Data entries
□ □ □ □ □
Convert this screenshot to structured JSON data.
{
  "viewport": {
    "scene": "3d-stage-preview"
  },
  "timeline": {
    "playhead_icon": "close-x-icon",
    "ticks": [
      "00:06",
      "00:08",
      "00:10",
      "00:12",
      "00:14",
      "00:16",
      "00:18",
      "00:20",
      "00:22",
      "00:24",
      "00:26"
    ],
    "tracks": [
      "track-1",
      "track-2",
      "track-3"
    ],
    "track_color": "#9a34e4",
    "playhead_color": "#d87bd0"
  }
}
□ □ □ □ □
• DIRECTIVE:
The lines above should be duplicated exactly.

• FINISHED ANSWER:
Convert this screenshot to structured JSON data.
{
  "viewport": {
    "scene": "3d-stage-preview"
  },
  "timeline": {
    "playhead_icon": "close-x-icon",
    "ticks": [
      "00:06",
      "00:08",
      "00:10",
      "00:12",
      "00:14",
      "00:16",
      "00:18",
      "00:20",
      "00:22",
      "00:24",
      "00:26"
    ],
    "tracks": [
      "track-1",
      "track-2",
      "track-3"
    ],
    "track_color": "#9a34e4",
    "playhead_color": "#d87bd0"
  }
}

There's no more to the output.